Given exercise: In the intervention below, how much additional money did President Bush call on Congress to provide for food aid and development programs?

[Begin Selection]

CSD: Critical Forum for Sustainable Development

Bureau of Oceans and International Environmental and Scientific Affairs
Intervention for General Plenary: Morning Session, UN Commission on Sustainable Development, 16-17
Washington, DC
May 5, 2008

Intervention given by: John M. Matuszak, Division Chief, Sustainable Development and Multilateral Affairs, Office of Environmental Policy, Bureau of Oceans, Environment and Science, U.S. Department of State

Good morning. The challenges that we face in the thematic topics of agriculture, rural development, drought and desertification, land, and Africa, are challenges of life and death. They are challenges that impact all countries especially the most vulnerable.

Increasing demands for food and farm products are driving up prices and increasing shortages. The UN World Food Program has issued new calls for support to meet increasing demand at a time of increasing prices. Secretary Rice has said “there are many causes for the rising food prices, from fast-growing demand to devastating droughts to record high fuel costs. But one thing is clear: This is a current emergency, it has long-term global challenges, and the United States is responding accordingly. In recent years, the United States has consistently provided more than half of all food aid worldwide. We are now taking further steps. The President has pledged to provide an additional $200 Million to meet unanticipated needs.” www.state.gov/secretary/rm/2008/04/103672.htm

Since those remarks President Bush has called on Congress “to provide an additional $770 million to support food aid and development programs. Together this amounts to nearly $1 billion in new funds to support global food security. And with other food security assistance programs already in place, we’re now projected to spend nearly $5 billion in 2008 and 2009 to fight global hunger.” http://www.whitehouse.gov/news/releases/2008/05/20080501-23.html

How will we meet the long term challenges in a sustainable way? Answering this question is our task for the next two weeks and for the next year. We are here to share our experiences, to share the best practices of our successes, and the lessons learned from our mistakes. We need to identify real world solutions that increase the food supply while protecting the environment and strengthening communities. We need to identify share, duplicate, and adapt solutions that improve rural livelihoods and use the land as efficiently as possible.

[End Selection]
[Begin Collected material]

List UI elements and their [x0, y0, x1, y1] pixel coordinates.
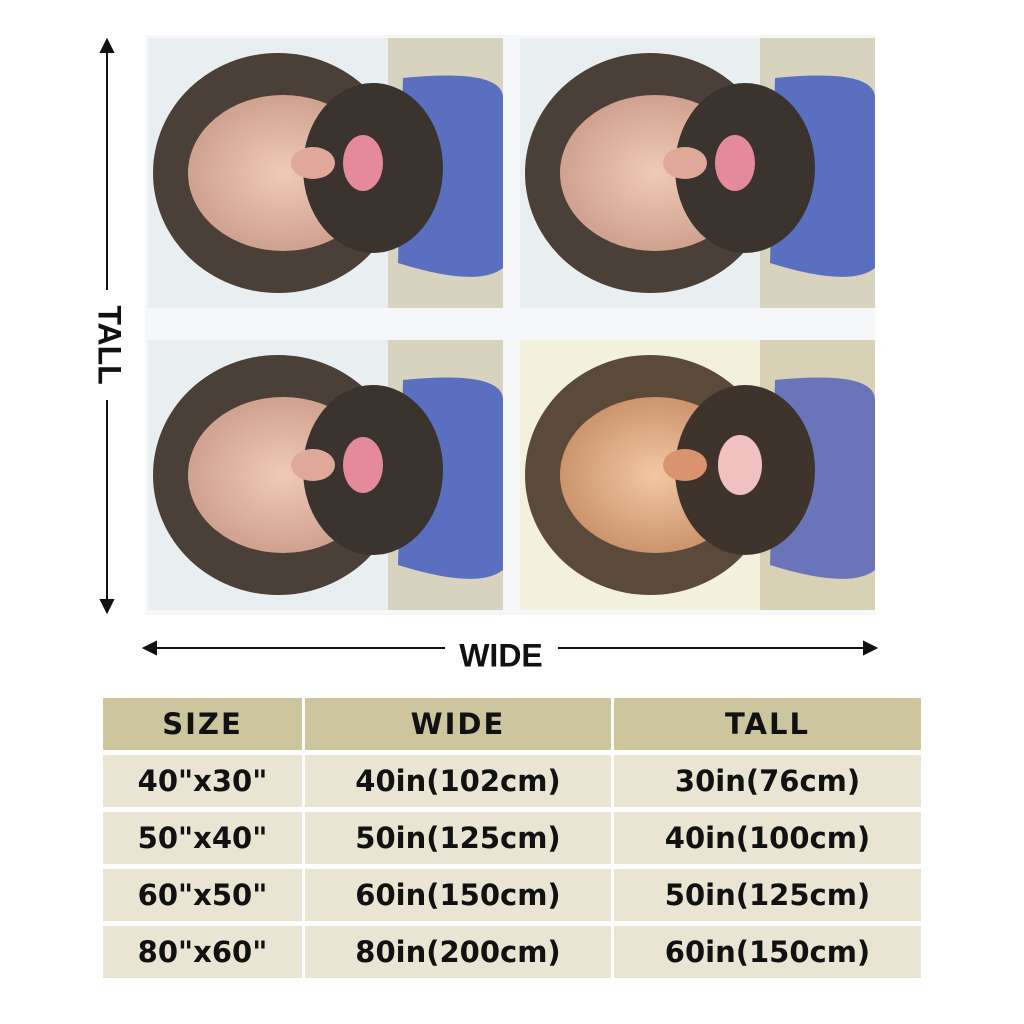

[End Collected material]

Solution to this exercise: $770 million